Figure content listings:

=-=-=-=-=

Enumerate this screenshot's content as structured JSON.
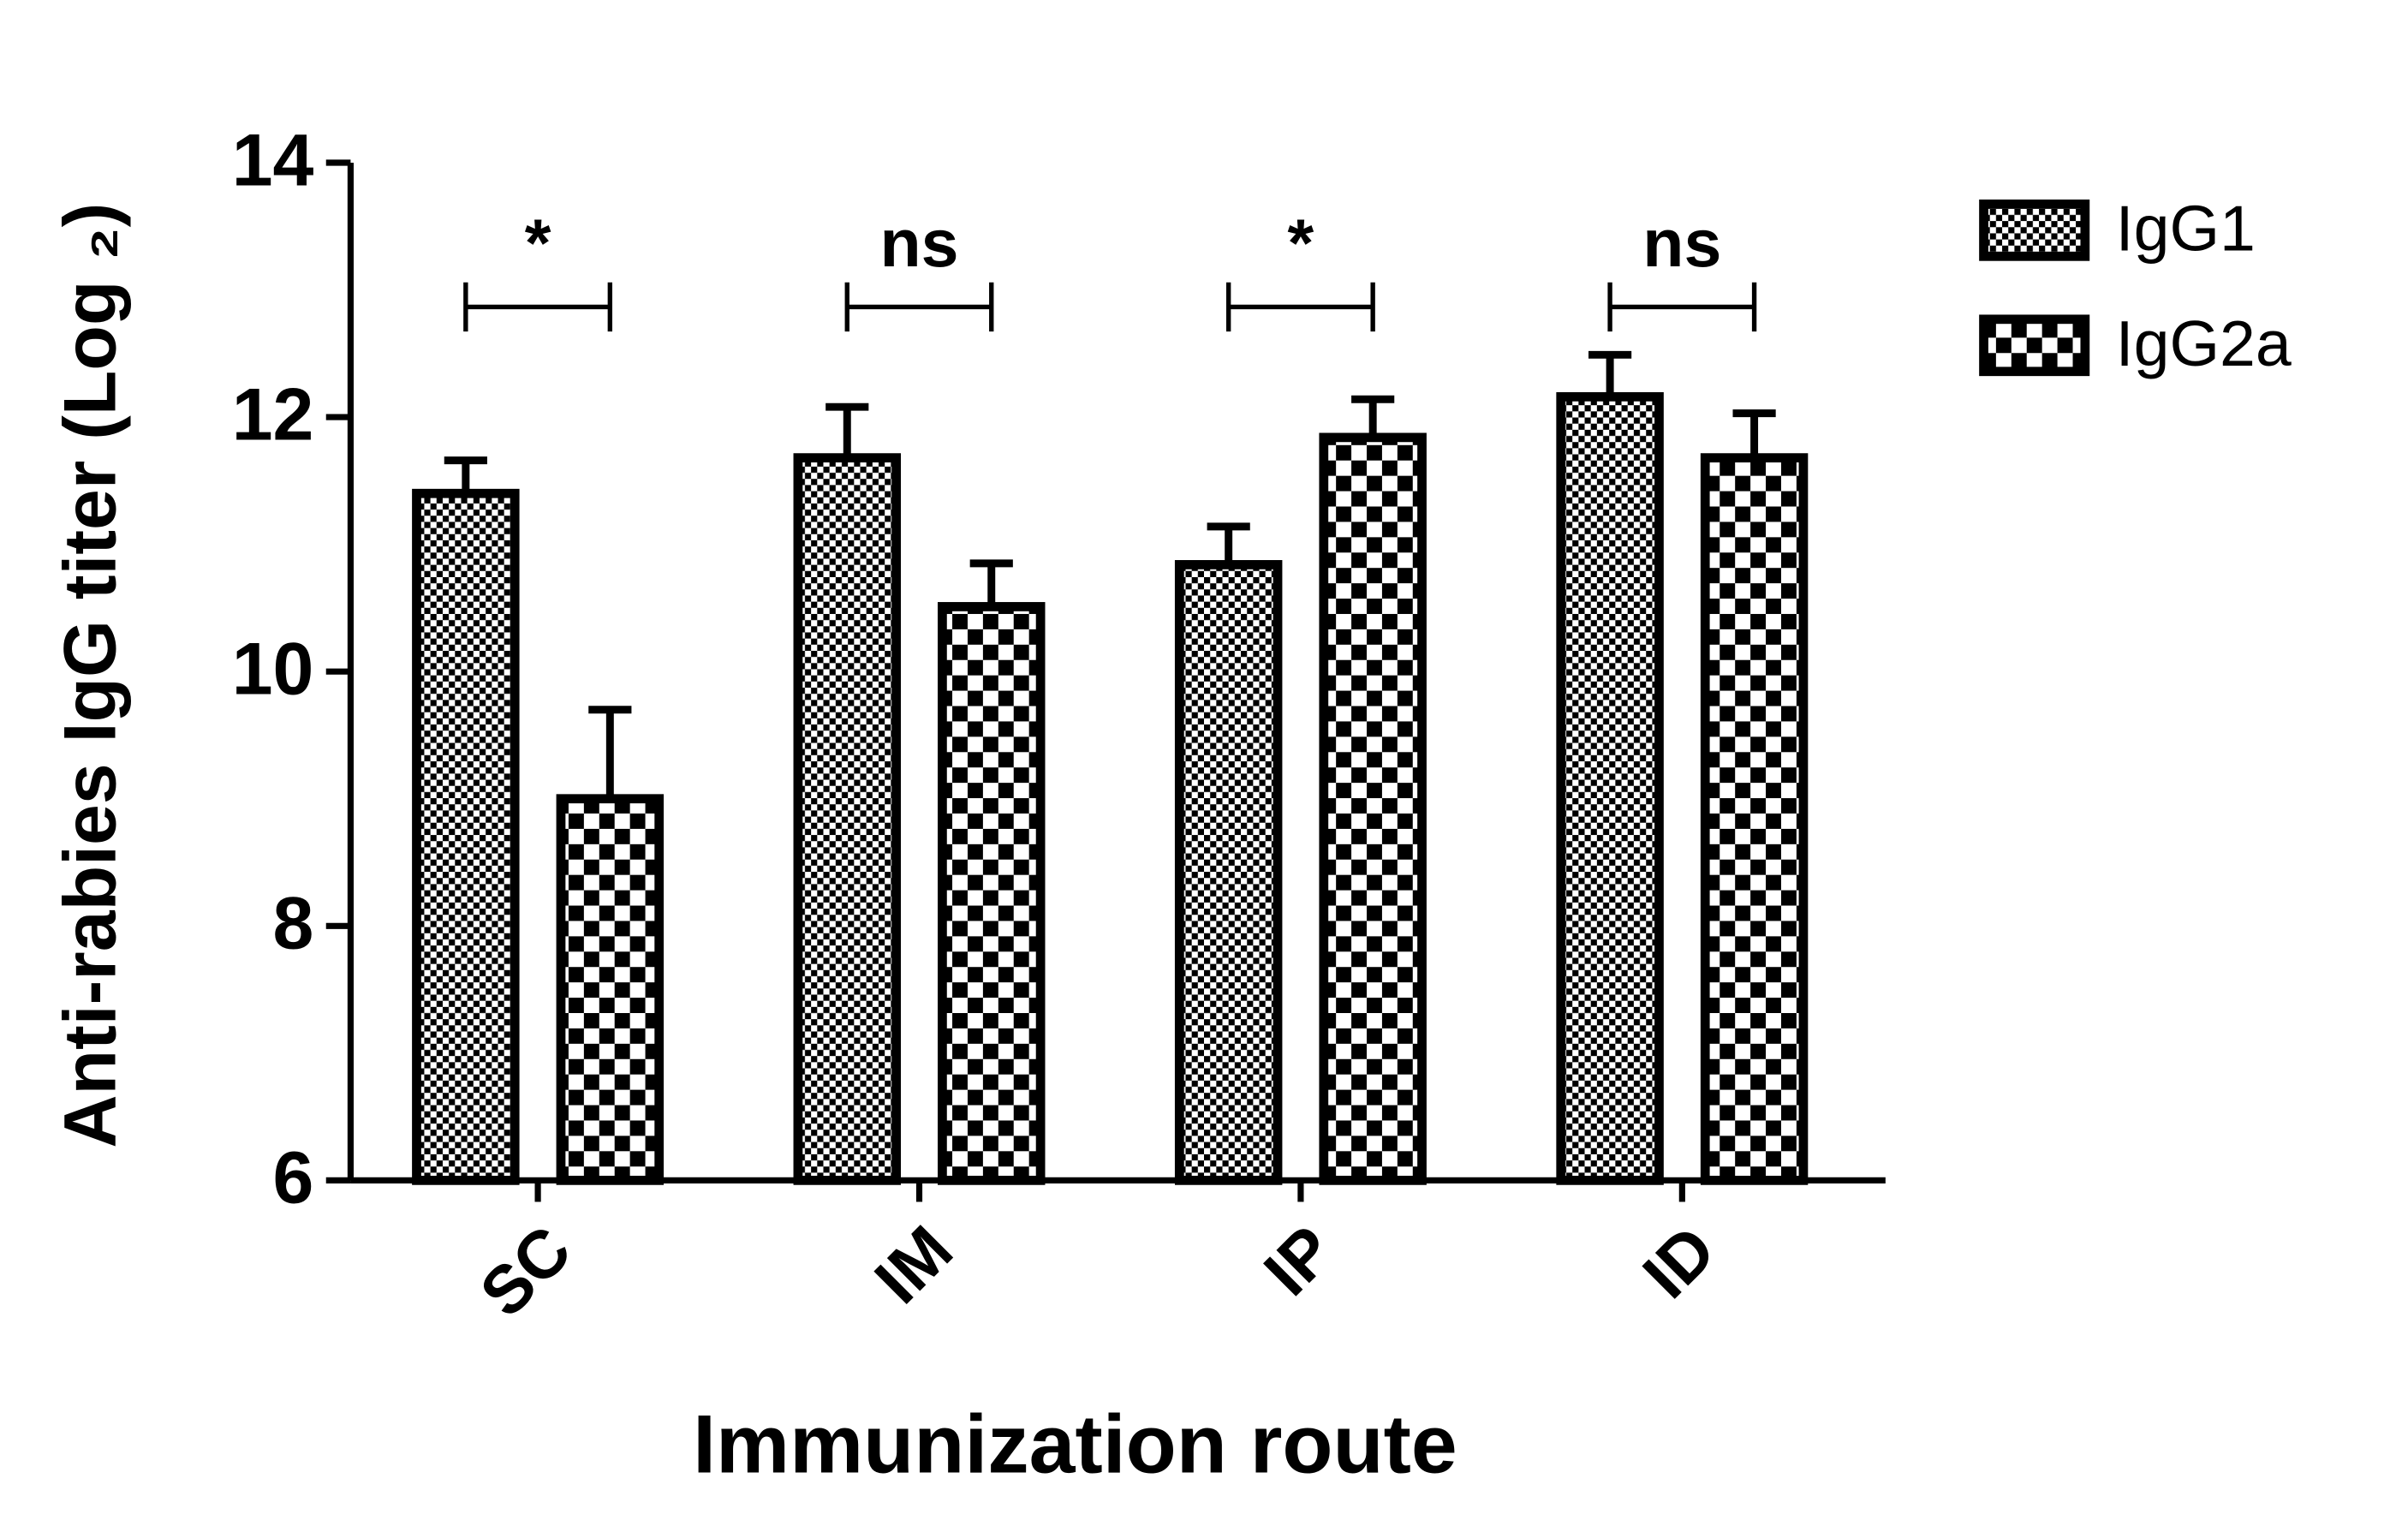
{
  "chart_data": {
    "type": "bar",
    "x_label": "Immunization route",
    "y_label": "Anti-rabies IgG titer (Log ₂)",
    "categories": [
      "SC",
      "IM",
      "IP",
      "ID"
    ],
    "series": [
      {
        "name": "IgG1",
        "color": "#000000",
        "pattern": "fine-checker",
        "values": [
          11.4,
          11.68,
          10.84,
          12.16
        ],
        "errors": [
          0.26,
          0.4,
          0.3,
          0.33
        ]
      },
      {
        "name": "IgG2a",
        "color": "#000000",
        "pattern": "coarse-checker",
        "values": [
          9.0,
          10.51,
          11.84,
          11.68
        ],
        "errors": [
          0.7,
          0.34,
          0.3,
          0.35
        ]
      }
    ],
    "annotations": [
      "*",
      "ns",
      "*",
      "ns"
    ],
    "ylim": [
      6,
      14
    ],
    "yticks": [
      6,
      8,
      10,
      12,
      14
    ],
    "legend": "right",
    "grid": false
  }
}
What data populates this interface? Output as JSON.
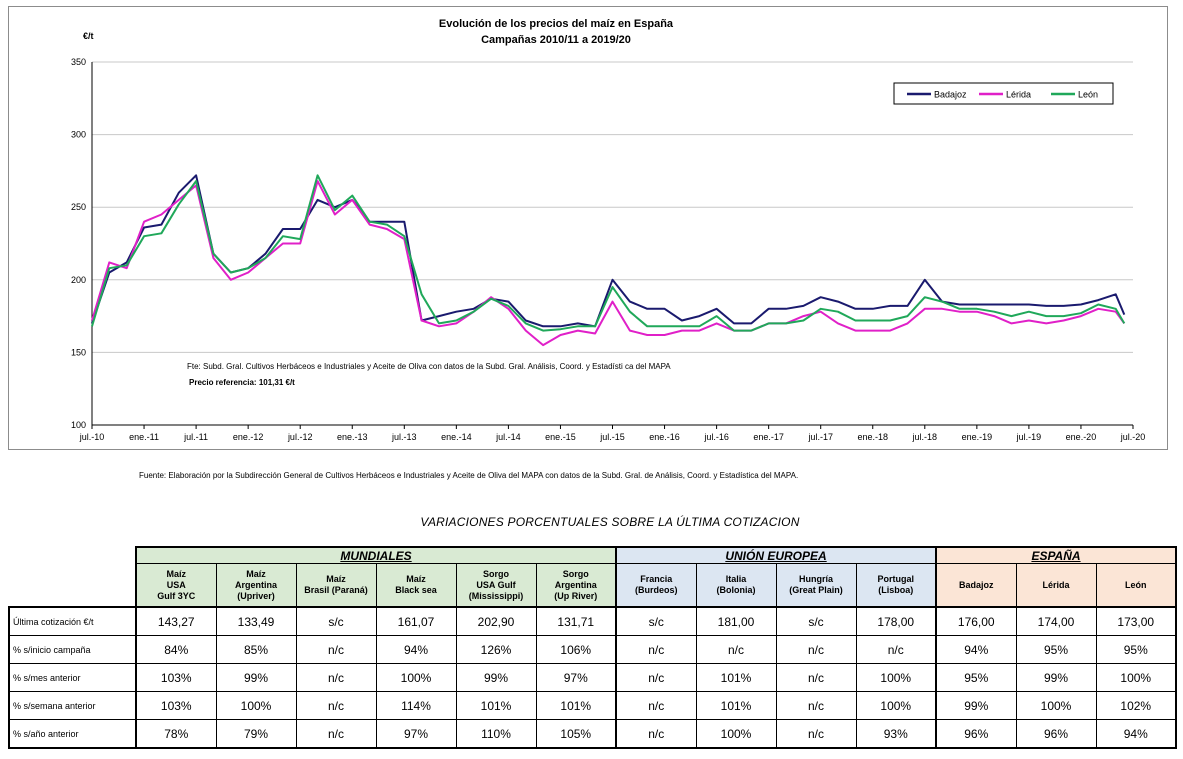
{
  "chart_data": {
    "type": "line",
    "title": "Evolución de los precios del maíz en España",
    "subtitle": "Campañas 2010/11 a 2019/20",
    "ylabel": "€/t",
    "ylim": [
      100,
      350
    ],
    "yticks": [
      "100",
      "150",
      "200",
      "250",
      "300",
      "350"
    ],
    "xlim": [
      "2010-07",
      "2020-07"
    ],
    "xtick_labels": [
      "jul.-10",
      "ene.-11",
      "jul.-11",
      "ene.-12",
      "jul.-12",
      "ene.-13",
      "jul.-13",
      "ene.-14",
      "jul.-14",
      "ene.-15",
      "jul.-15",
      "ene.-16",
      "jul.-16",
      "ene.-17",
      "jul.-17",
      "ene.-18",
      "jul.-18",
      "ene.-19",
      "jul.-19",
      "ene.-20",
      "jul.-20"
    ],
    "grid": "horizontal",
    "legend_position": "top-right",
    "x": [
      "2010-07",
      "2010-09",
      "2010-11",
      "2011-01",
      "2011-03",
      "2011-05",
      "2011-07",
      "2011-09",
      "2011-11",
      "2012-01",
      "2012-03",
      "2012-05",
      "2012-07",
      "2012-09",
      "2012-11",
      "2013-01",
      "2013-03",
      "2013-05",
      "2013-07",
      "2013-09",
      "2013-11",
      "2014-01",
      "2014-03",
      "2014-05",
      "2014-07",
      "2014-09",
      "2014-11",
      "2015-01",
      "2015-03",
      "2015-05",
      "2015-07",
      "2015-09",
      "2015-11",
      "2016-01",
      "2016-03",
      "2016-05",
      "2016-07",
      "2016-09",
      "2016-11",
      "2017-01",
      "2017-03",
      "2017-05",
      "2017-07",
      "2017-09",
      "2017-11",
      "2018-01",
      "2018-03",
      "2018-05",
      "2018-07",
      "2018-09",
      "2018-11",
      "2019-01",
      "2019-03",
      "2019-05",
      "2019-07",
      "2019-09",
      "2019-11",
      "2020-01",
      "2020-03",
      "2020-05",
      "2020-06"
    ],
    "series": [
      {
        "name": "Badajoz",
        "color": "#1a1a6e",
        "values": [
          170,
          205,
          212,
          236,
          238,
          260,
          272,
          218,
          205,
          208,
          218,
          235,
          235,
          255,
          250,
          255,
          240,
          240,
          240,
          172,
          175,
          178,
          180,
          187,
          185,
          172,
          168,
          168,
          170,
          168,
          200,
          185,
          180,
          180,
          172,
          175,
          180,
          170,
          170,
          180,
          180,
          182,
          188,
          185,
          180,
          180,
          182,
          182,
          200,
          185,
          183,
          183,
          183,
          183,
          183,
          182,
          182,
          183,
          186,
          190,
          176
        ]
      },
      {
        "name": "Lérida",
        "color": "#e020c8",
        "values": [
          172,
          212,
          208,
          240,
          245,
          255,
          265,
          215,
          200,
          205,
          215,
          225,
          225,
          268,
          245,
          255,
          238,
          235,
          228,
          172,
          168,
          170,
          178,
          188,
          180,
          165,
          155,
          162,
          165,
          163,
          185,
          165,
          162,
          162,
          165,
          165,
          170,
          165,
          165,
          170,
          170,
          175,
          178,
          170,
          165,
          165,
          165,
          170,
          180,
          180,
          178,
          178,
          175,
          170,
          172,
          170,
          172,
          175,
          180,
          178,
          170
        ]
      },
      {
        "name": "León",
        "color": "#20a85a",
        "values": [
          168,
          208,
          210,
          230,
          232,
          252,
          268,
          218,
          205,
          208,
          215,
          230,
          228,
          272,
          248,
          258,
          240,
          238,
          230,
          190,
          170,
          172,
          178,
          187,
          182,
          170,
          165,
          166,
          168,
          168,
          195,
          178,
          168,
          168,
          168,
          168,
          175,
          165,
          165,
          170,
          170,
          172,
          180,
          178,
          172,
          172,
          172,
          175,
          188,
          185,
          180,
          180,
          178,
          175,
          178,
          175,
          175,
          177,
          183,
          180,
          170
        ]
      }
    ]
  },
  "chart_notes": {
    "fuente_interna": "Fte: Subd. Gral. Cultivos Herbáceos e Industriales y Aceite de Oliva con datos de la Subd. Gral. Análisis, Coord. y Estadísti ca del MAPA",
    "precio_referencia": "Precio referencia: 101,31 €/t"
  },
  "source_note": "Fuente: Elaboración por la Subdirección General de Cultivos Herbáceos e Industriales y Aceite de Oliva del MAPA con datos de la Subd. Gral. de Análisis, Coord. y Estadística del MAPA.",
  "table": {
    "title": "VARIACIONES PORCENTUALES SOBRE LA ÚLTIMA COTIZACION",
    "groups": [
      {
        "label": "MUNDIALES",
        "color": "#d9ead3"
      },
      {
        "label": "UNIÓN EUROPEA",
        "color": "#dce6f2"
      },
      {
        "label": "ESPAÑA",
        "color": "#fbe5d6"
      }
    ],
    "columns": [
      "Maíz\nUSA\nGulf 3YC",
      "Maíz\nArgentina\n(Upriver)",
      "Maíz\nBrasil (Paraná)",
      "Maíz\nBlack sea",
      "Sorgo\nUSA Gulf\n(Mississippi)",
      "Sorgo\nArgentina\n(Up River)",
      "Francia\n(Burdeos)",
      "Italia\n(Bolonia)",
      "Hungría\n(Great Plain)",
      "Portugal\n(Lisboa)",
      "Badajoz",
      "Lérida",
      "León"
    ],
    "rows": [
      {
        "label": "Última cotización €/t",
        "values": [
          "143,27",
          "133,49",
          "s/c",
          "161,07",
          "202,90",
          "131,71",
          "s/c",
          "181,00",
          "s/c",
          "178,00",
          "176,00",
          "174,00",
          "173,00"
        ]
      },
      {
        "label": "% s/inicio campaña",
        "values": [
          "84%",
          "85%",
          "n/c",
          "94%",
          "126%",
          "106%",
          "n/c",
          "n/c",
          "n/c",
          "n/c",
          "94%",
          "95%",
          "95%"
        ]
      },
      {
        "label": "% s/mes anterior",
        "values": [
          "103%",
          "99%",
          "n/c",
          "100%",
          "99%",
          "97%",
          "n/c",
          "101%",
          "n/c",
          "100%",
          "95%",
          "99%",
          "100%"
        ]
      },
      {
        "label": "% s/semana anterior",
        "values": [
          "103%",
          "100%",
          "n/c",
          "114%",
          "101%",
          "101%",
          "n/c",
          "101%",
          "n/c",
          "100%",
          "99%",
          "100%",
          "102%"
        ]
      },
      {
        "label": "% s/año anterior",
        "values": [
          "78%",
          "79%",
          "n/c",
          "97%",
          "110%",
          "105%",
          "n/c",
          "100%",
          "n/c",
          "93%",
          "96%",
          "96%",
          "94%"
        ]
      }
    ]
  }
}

=-=-=-=-=

Scan the lines for the string "Subd". Copy out each line that matches.

Solution:
    "fuente_interna": "Fte: Subd. Gral. Cultivos Herbáceos e Industriales y Aceite de Oliva con datos de la Subd. Gral. Análisis, Coord. y Estadísti ca del MAPA",
  "source_note": "Fuente: Elaboración por la Subdirección General de Cultivos Herbáceos e Industriales y Aceite de Oliva del MAPA con datos de la Subd. Gral. de Análisis, Coord. y Estadística del MAPA.",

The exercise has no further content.